[Stored entries]
○ ○ ○ ○
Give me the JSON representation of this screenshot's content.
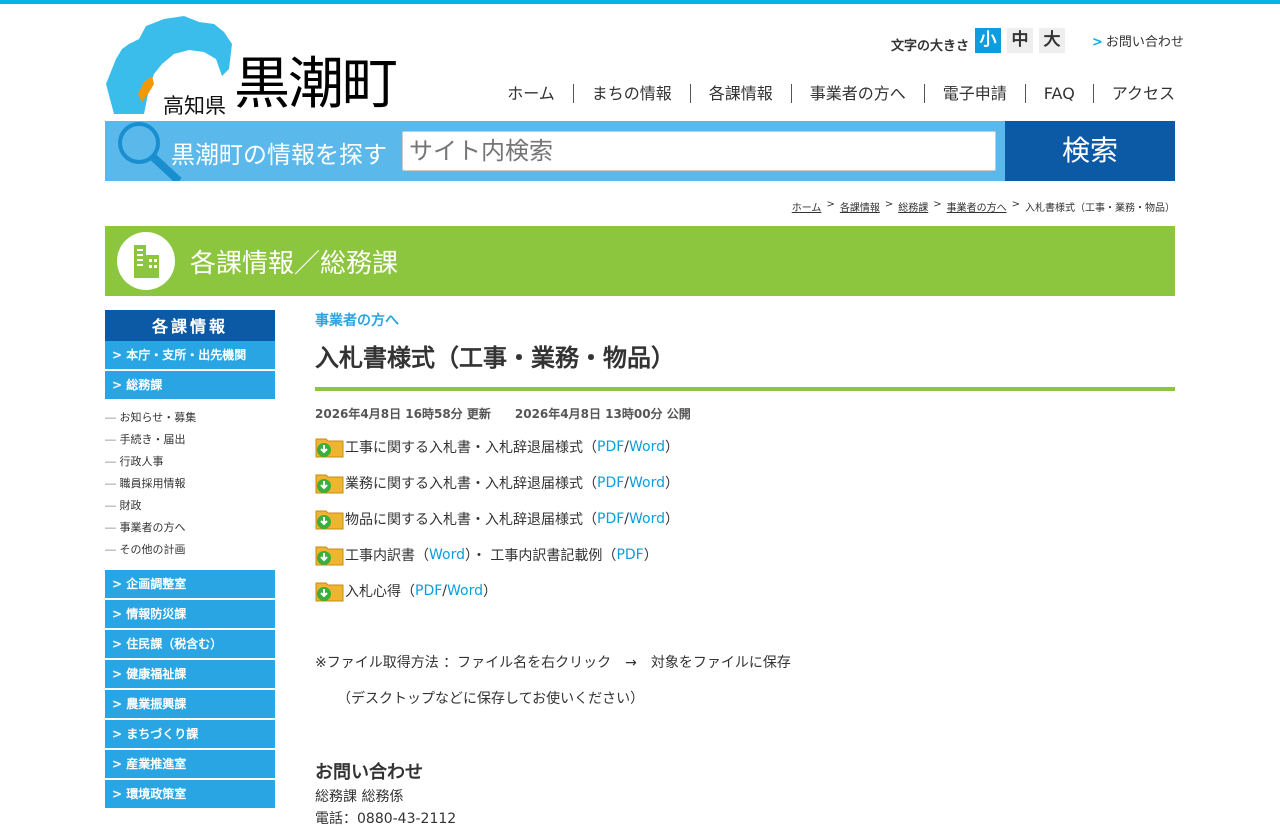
{
  "header": {
    "pref": "高知県",
    "town": "黒潮町",
    "font_size_label": "文字の大きさ",
    "font_sizes": [
      "小",
      "中",
      "大"
    ],
    "contact_link": "お問い合わせ",
    "nav": [
      "ホーム",
      "まちの情報",
      "各課情報",
      "事業者の方へ",
      "電子申請",
      "FAQ",
      "アクセス"
    ]
  },
  "search": {
    "label": "黒潮町の情報を探す",
    "placeholder": "サイト内検索",
    "button": "検索"
  },
  "breadcrumb": [
    "ホーム",
    "各課情報",
    "総務課",
    "事業者の方へ",
    "入札書様式（工事・業務・物品）"
  ],
  "banner": {
    "title": "各課情報／総務課"
  },
  "sidebar": {
    "heading": "各課情報",
    "top_items": [
      "本庁・支所・出先機関",
      "総務課"
    ],
    "sub_items": [
      "お知らせ・募集",
      "手続き・届出",
      "行政人事",
      "職員採用情報",
      "財政",
      "事業者の方へ",
      "その他の計画"
    ],
    "bottom_items": [
      "企画調整室",
      "情報防災課",
      "住民課（税含む）",
      "健康福祉課",
      "農業振興課",
      "まちづくり課",
      "産業推進室",
      "環境政策室"
    ]
  },
  "main": {
    "category": "事業者の方へ",
    "title": "入札書様式（工事・業務・物品）",
    "updated": "2026年4月8日 16時58分 更新",
    "published": "2026年4月8日 13時00分 公開",
    "downloads": [
      {
        "text": "工事に関する入札書・入札辞退届様式（",
        "l1": "PDF",
        "sep": " / ",
        "l2": "Word",
        "end": "）"
      },
      {
        "text": "業務に関する入札書・入札辞退届様式（",
        "l1": "PDF",
        "sep": " / ",
        "l2": "Word",
        "end": "）"
      },
      {
        "text": "物品に関する入札書・入札辞退届様式（",
        "l1": "PDF",
        "sep": " / ",
        "l2": "Word",
        "end": "）"
      },
      {
        "text": "工事内訳書（",
        "l1": "Word",
        "sep": "）・ 工事内訳書記載例（",
        "l2": "PDF",
        "end": "）"
      },
      {
        "text": "入札心得（",
        "l1": "PDF",
        "sep": " / ",
        "l2": "Word",
        "end": "）"
      }
    ],
    "note": "※ファイル取得方法 ：ファイル名を右クリック　→　対象をファイルに保存",
    "note2": "（デスクトップなどに保存してお使いください）",
    "contact_heading": "お問い合わせ",
    "contact_dept": "総務課 総務係",
    "contact_phone": "電話：0880-43-2112"
  }
}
○ ○ ○ ○
Using the records above, output their complete text exactly, minus any images.

Give me the JSON representation of this screenshot's content.
{
  "header": {
    "pref": "高知県",
    "town": "黒潮町",
    "font_size_label": "文字の大きさ",
    "font_sizes": [
      "小",
      "中",
      "大"
    ],
    "contact_link": "お問い合わせ",
    "nav": [
      "ホーム",
      "まちの情報",
      "各課情報",
      "事業者の方へ",
      "電子申請",
      "FAQ",
      "アクセス"
    ]
  },
  "search": {
    "label": "黒潮町の情報を探す",
    "placeholder": "サイト内検索",
    "button": "検索"
  },
  "breadcrumb": [
    "ホーム",
    "各課情報",
    "総務課",
    "事業者の方へ",
    "入札書様式（工事・業務・物品）"
  ],
  "banner": {
    "title": "各課情報／総務課"
  },
  "sidebar": {
    "heading": "各課情報",
    "top_items": [
      "本庁・支所・出先機関",
      "総務課"
    ],
    "sub_items": [
      "お知らせ・募集",
      "手続き・届出",
      "行政人事",
      "職員採用情報",
      "財政",
      "事業者の方へ",
      "その他の計画"
    ],
    "bottom_items": [
      "企画調整室",
      "情報防災課",
      "住民課（税含む）",
      "健康福祉課",
      "農業振興課",
      "まちづくり課",
      "産業推進室",
      "環境政策室"
    ]
  },
  "main": {
    "category": "事業者の方へ",
    "title": "入札書様式（工事・業務・物品）",
    "updated": "2026年4月8日 16時58分 更新",
    "published": "2026年4月8日 13時00分 公開",
    "downloads": [
      {
        "text": "工事に関する入札書・入札辞退届様式（",
        "l1": "PDF",
        "sep": " / ",
        "l2": "Word",
        "end": "）"
      },
      {
        "text": "業務に関する入札書・入札辞退届様式（",
        "l1": "PDF",
        "sep": " / ",
        "l2": "Word",
        "end": "）"
      },
      {
        "text": "物品に関する入札書・入札辞退届様式（",
        "l1": "PDF",
        "sep": " / ",
        "l2": "Word",
        "end": "）"
      },
      {
        "text": "工事内訳書（",
        "l1": "Word",
        "sep": "）・ 工事内訳書記載例（",
        "l2": "PDF",
        "end": "）"
      },
      {
        "text": "入札心得（",
        "l1": "PDF",
        "sep": " / ",
        "l2": "Word",
        "end": "）"
      }
    ],
    "note": "※ファイル取得方法 ：ファイル名を右クリック　→　対象をファイルに保存",
    "note2": "（デスクトップなどに保存してお使いください）",
    "contact_heading": "お問い合わせ",
    "contact_dept": "総務課 総務係",
    "contact_phone": "電話：0880-43-2112"
  }
}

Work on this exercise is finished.